Recorded data

#####

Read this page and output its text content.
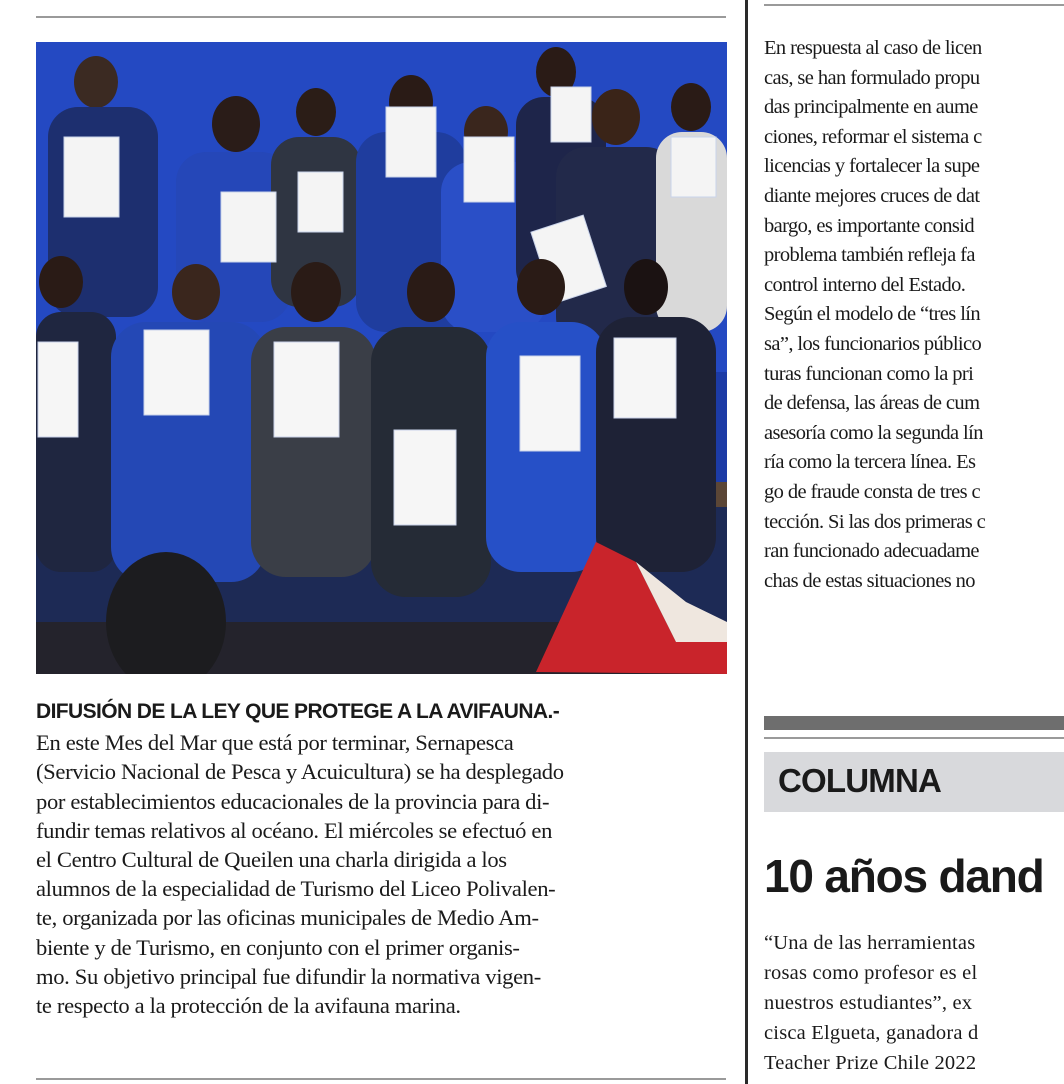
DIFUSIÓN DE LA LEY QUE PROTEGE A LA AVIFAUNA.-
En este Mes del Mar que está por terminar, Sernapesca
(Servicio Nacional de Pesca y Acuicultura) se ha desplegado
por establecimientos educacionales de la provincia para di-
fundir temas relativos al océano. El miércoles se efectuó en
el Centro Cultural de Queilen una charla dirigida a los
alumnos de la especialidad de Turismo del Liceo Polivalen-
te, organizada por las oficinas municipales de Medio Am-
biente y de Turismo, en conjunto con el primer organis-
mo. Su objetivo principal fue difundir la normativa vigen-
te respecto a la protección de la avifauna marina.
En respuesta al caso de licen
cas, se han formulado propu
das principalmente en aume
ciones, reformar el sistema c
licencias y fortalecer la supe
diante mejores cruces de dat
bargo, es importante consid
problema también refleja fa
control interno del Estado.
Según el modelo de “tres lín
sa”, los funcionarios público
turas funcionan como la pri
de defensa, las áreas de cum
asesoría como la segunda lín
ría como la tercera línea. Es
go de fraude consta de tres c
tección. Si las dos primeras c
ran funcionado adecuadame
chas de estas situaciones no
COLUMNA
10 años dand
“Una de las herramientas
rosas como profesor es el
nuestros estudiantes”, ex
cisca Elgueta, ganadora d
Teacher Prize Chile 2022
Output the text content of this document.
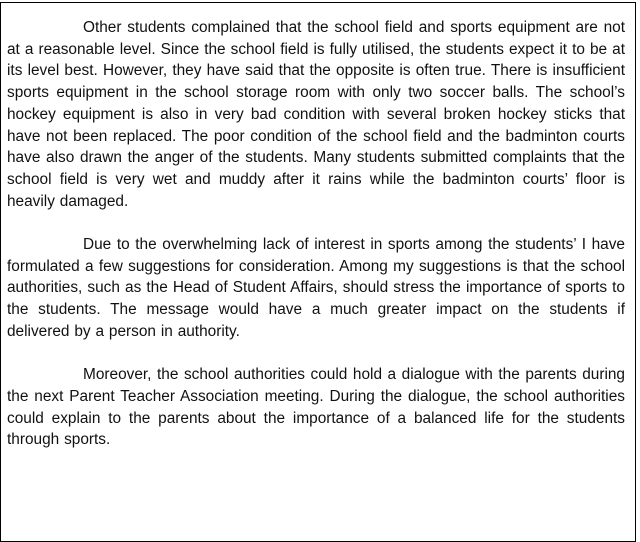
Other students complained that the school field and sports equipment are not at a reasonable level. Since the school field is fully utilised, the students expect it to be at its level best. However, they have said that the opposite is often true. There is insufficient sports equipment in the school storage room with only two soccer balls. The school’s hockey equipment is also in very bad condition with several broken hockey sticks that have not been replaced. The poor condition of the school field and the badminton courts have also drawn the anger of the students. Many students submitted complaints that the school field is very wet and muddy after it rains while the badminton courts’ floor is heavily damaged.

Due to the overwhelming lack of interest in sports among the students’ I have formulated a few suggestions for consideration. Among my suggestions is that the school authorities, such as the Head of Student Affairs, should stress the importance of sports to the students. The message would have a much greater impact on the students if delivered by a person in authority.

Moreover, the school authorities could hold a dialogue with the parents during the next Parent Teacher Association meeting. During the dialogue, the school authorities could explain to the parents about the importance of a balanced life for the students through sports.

#####

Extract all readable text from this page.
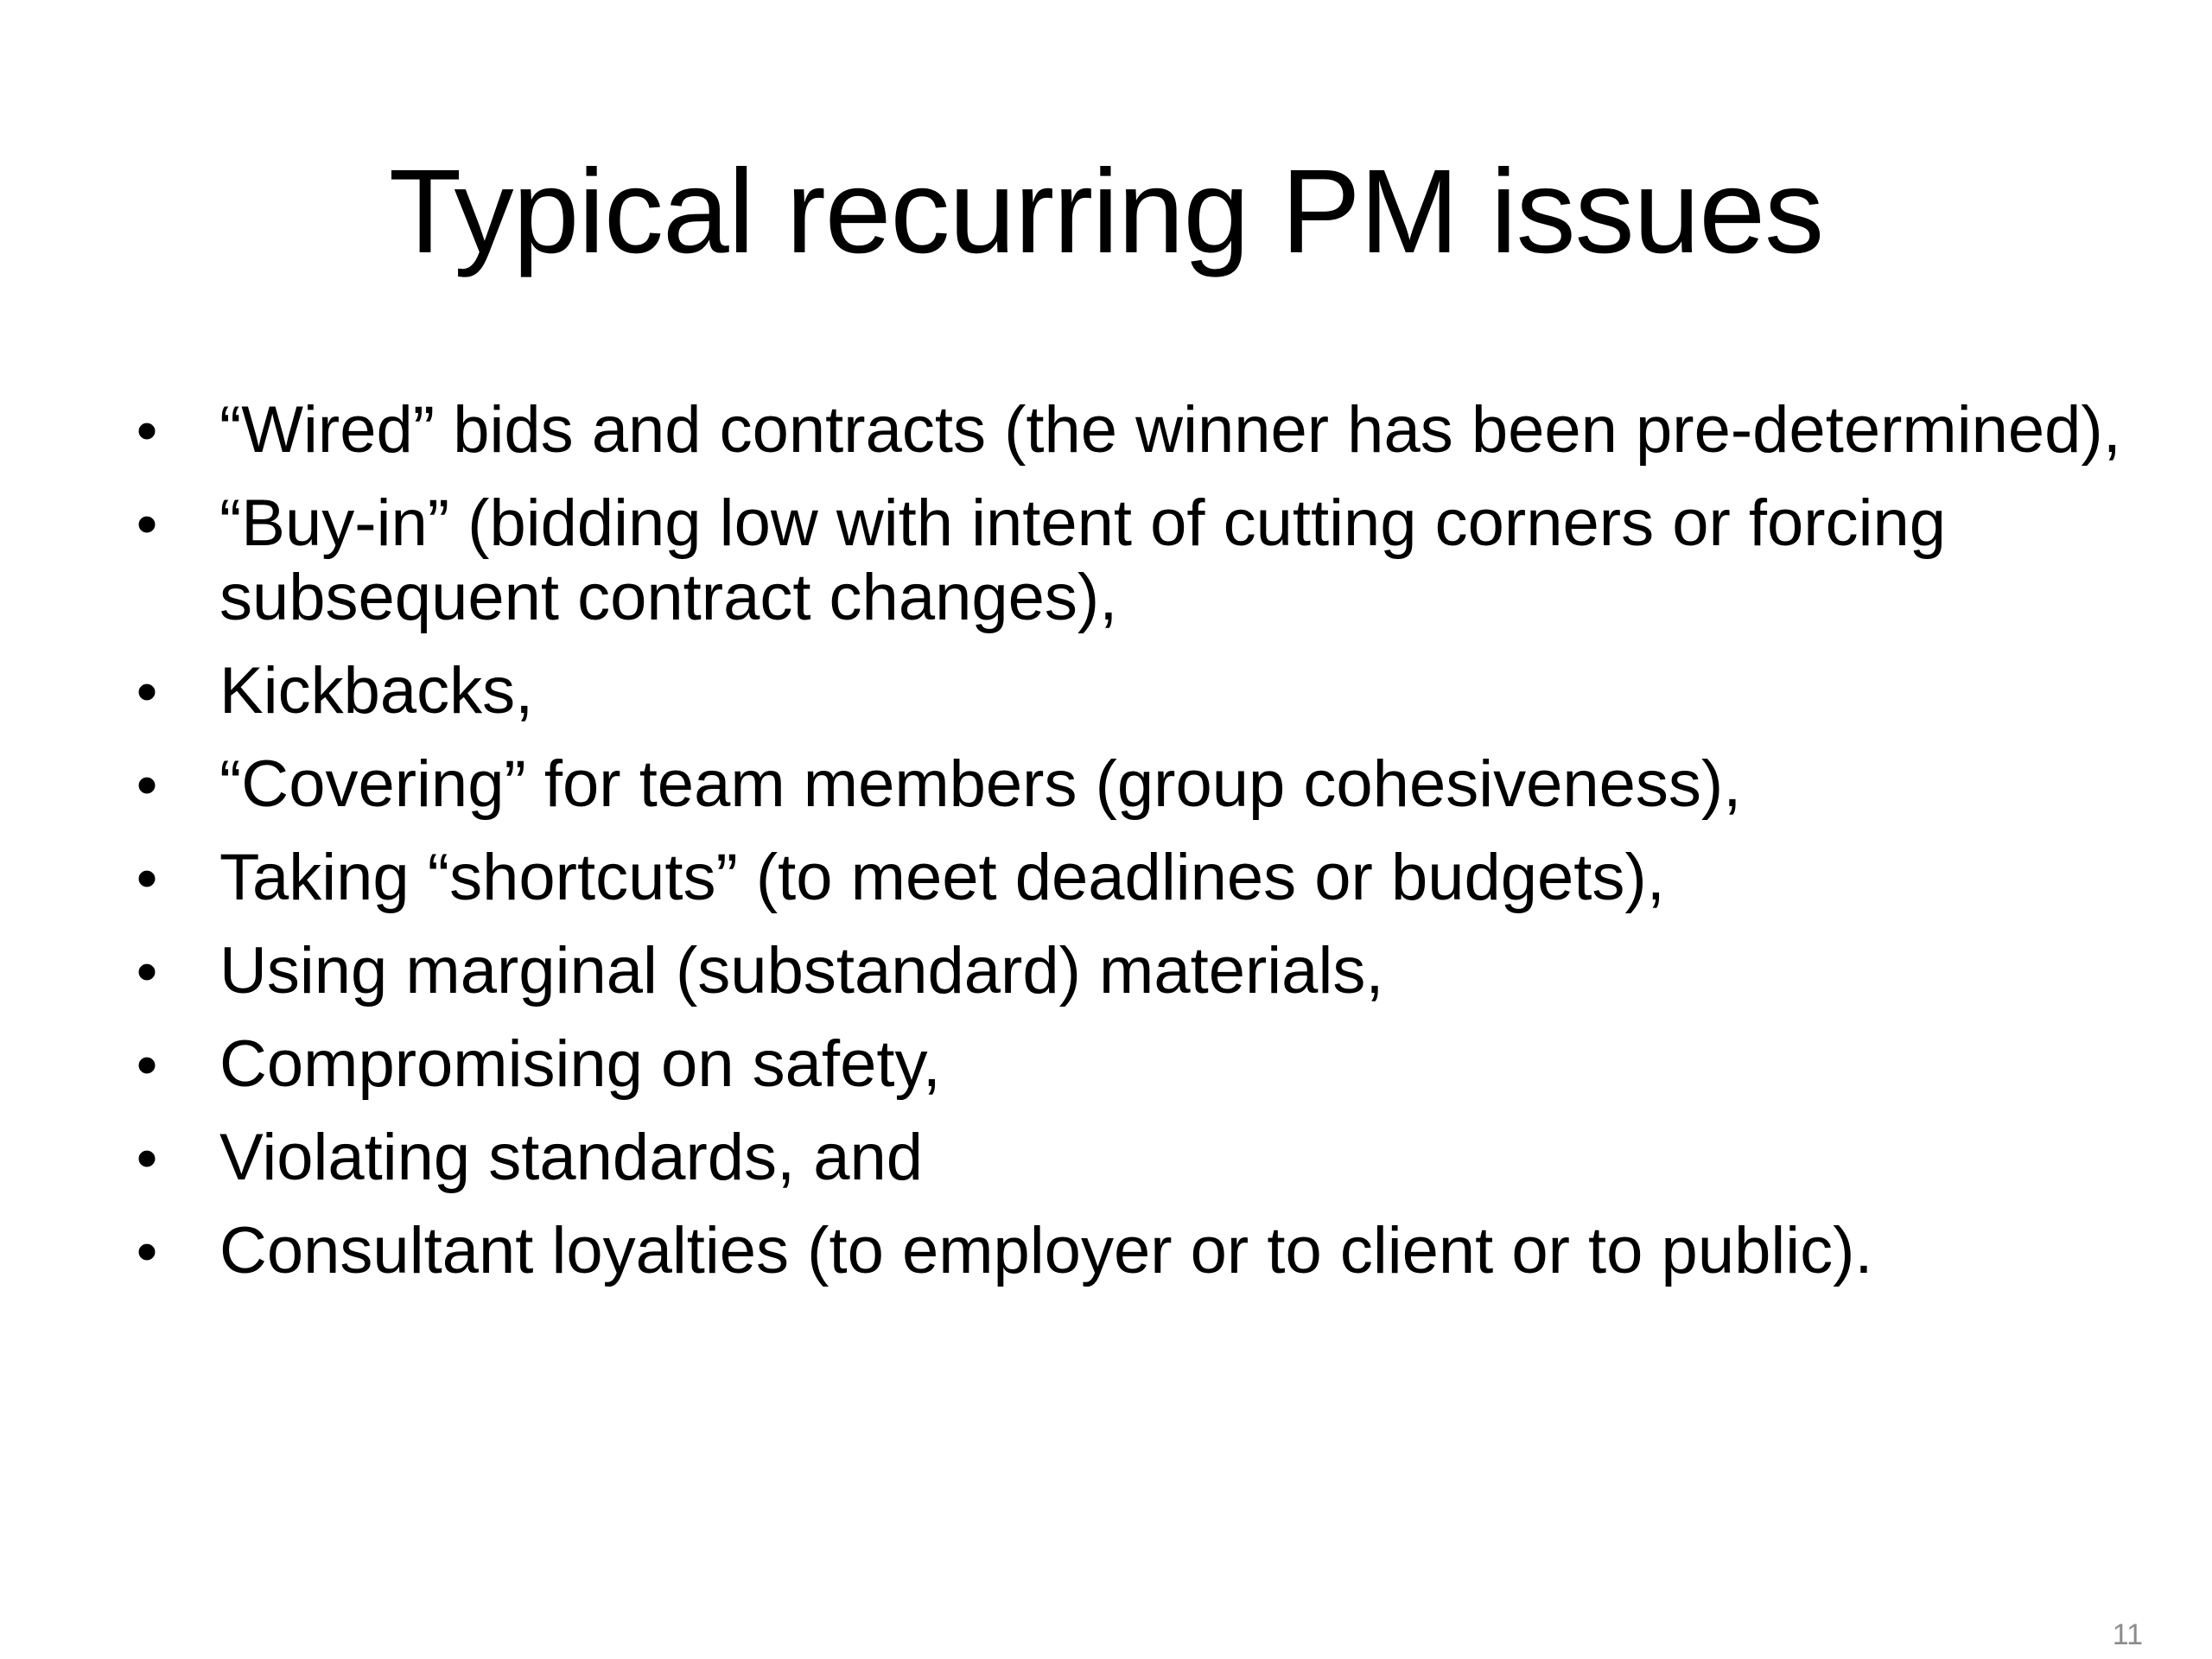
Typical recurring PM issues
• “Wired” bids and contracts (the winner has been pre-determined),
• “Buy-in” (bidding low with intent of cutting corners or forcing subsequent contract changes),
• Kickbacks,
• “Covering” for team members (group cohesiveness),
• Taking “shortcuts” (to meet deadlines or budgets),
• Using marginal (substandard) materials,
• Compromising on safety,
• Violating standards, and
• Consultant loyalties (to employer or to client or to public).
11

#####

= Required task =
State only the number of lines in these entries that contain "Teacher".

= Response for this exercise =
2